BEGIN The data
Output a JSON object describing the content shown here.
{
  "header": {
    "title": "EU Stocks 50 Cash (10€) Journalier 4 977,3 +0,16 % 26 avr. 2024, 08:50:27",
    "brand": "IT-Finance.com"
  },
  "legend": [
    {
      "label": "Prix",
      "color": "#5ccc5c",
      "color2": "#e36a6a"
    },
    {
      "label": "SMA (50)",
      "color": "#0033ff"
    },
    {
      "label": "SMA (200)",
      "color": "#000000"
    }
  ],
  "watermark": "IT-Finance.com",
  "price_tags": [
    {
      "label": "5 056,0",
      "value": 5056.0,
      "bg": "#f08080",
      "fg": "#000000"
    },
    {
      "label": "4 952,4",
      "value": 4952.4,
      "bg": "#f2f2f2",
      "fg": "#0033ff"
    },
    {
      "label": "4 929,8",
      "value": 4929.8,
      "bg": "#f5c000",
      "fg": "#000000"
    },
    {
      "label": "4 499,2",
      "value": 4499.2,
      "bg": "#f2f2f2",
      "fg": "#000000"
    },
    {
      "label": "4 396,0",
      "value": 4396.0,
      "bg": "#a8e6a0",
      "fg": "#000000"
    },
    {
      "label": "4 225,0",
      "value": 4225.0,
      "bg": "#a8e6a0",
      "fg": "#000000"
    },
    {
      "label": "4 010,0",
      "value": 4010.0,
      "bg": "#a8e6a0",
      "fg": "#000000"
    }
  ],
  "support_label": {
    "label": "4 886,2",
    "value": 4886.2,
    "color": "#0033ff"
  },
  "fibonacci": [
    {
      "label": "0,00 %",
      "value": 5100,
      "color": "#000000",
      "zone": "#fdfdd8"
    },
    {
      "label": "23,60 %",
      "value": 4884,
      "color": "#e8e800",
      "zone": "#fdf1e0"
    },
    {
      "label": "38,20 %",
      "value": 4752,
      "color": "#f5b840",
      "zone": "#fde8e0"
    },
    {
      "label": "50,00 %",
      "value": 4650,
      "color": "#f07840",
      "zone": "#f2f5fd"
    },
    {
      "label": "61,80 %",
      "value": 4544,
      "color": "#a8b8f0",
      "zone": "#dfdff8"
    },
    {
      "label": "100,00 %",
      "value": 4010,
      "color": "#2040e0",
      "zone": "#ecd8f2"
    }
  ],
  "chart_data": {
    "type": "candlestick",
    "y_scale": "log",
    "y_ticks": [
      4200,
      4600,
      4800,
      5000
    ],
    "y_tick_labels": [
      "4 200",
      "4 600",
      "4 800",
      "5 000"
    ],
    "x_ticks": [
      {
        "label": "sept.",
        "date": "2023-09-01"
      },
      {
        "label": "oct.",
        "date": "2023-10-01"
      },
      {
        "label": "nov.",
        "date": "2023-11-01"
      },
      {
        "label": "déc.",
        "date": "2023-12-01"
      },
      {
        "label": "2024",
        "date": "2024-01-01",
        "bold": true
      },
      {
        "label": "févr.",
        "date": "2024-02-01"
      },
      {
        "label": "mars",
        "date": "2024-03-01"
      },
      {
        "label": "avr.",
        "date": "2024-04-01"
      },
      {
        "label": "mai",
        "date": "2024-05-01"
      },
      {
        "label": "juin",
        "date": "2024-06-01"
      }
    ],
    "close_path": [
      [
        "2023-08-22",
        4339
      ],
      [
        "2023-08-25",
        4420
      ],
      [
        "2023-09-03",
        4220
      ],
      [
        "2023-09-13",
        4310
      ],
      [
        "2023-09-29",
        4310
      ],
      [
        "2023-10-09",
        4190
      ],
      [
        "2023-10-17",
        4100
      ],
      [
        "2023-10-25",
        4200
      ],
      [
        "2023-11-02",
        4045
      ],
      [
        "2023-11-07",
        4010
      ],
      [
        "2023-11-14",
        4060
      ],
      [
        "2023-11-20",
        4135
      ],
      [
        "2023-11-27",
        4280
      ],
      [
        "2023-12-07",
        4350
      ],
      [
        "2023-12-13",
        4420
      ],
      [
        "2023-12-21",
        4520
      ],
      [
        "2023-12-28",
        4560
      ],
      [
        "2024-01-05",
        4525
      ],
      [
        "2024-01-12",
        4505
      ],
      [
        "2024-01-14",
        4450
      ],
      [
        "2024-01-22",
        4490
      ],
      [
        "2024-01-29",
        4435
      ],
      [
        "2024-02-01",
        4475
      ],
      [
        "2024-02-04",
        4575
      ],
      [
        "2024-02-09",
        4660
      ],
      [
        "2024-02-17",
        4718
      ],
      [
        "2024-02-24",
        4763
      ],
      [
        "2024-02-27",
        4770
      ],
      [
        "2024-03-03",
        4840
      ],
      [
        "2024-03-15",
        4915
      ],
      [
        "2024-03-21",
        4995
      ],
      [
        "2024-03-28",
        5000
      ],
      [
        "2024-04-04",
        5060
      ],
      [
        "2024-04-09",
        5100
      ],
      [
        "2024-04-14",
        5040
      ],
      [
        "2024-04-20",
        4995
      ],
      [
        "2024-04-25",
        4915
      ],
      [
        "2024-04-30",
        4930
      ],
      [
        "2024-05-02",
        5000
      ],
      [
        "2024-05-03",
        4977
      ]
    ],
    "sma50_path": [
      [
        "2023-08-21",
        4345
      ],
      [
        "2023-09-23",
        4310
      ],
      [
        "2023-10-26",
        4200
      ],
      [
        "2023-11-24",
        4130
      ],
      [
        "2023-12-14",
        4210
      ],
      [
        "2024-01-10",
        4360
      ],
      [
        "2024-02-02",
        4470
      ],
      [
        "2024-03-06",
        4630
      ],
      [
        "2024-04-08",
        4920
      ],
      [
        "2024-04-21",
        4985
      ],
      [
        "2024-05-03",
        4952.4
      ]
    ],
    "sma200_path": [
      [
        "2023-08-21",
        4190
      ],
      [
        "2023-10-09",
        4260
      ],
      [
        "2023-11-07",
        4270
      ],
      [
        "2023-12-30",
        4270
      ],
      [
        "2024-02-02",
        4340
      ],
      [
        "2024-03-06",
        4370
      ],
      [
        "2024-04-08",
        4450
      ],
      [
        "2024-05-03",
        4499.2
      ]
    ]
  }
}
END The data
Pick out and copy the lines of the entries that hold the string "zone".

      "zone": "#fdfdd8"
      "zone": "#fdf1e0"
      "zone": "#fde8e0"
      "zone": "#f2f5fd"
      "zone": "#dfdff8"
      "zone": "#ecd8f2"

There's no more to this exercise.